AIM
Find all lines in the listing that include the word "Lorem", then copy them.

DATA FOR THIS EXERCISE
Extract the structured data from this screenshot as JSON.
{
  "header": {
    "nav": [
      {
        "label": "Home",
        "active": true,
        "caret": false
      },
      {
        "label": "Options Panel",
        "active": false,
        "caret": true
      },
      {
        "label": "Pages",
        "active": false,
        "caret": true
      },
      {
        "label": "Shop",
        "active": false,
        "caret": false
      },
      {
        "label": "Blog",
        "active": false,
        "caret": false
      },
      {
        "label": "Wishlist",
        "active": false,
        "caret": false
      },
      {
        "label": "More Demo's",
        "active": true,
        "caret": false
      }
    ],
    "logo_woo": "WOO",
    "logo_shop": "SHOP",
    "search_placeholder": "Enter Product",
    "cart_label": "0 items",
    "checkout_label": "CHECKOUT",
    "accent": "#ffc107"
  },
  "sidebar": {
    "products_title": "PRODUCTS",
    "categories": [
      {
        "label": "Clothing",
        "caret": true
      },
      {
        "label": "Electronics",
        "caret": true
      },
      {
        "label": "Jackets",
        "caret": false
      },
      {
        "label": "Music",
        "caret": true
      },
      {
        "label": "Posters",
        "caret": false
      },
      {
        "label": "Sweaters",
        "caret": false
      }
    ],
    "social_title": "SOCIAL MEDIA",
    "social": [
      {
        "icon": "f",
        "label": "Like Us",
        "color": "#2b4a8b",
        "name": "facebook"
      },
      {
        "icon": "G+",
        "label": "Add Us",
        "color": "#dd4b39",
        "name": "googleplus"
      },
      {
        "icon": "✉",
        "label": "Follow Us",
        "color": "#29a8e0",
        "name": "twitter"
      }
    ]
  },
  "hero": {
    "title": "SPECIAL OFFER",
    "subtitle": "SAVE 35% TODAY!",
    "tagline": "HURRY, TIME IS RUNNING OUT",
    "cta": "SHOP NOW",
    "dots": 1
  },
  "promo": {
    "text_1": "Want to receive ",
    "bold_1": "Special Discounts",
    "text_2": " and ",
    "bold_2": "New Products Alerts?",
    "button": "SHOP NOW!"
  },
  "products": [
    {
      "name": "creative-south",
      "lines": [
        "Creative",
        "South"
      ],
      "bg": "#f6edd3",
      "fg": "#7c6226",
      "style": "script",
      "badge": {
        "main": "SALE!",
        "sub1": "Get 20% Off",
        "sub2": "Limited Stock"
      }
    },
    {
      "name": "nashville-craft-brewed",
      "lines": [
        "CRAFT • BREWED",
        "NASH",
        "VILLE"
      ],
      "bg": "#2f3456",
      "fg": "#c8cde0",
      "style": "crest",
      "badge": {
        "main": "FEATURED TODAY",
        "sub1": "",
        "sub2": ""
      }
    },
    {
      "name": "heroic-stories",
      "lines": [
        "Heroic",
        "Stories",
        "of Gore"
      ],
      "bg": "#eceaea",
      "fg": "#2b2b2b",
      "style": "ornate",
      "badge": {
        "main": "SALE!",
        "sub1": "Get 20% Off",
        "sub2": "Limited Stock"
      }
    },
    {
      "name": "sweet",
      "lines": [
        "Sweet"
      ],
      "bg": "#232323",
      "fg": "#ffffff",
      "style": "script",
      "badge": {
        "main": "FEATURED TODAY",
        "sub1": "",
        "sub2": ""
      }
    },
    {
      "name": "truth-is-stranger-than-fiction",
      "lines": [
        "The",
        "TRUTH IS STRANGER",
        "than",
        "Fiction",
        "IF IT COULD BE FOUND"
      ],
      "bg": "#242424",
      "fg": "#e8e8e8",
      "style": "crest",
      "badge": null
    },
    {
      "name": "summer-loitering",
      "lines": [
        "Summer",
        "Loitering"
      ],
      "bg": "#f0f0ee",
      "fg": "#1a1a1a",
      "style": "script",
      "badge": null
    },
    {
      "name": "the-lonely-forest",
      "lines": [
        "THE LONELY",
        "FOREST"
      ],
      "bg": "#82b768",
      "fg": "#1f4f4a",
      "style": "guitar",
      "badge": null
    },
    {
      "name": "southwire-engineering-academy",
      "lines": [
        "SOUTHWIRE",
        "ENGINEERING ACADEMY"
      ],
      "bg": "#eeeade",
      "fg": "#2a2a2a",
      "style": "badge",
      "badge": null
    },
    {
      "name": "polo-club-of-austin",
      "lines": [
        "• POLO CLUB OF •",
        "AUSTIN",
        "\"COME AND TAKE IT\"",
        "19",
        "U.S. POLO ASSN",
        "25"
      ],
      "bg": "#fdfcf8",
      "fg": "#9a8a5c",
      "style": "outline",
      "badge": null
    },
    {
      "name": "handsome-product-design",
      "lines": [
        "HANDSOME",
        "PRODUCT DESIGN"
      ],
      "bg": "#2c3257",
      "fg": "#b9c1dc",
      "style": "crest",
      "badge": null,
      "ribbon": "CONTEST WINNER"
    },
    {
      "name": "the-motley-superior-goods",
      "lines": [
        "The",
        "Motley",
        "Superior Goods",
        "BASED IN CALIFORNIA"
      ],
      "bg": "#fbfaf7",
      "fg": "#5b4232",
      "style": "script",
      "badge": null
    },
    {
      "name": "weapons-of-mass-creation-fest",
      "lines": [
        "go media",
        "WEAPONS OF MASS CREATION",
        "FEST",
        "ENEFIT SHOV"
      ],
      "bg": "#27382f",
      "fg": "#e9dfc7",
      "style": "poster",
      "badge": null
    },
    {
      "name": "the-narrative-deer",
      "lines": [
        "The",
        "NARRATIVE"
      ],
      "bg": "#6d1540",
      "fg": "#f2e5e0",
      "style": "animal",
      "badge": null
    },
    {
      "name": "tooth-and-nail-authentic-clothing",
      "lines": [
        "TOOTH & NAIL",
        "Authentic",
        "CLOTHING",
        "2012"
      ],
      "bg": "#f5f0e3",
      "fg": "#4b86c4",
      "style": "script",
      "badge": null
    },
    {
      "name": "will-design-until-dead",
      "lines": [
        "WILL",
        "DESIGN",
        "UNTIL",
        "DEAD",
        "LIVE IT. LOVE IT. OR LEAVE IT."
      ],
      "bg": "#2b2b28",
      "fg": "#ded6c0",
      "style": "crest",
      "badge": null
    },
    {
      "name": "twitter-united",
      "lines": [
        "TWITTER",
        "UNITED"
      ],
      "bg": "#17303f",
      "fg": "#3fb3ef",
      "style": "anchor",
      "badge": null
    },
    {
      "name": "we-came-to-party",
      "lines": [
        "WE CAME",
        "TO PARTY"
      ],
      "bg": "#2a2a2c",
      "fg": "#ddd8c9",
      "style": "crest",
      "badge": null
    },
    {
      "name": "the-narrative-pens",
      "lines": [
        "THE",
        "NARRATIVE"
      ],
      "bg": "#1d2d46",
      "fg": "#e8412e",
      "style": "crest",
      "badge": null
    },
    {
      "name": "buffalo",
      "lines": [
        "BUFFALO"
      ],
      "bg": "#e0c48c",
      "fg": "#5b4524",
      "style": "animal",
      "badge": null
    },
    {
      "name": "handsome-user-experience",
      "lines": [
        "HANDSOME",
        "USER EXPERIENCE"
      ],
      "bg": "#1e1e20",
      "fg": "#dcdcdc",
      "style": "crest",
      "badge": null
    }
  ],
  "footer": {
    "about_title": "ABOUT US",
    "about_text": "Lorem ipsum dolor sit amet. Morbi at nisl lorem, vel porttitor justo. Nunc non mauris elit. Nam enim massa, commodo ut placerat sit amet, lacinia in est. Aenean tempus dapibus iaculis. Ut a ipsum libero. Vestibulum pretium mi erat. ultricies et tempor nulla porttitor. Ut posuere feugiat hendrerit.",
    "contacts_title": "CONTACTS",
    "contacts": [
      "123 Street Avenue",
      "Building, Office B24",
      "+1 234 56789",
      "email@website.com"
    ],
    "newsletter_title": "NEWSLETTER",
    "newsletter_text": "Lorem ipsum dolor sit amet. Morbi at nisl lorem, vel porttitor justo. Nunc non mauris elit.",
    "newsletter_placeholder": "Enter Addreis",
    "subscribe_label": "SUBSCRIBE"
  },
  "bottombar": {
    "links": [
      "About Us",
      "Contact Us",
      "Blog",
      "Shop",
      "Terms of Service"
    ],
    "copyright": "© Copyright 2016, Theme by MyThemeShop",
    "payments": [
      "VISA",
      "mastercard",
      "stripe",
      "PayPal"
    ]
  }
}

TASK OUTPUT
    "about_text": "Lorem ipsum dolor sit amet. Morbi at nisl lorem, vel porttitor justo. Nunc non mauris elit. Nam enim massa, commodo ut placerat sit amet, lacinia in est. Aenean tempus dapibus iaculis. Ut a ipsum libero. Vestibulum pretium mi erat. ultricies et tempor nulla porttitor. Ut posuere feugiat hendrerit.",
    "newsletter_text": "Lorem ipsum dolor sit amet. Morbi at nisl lorem, vel porttitor justo. Nunc non mauris elit.",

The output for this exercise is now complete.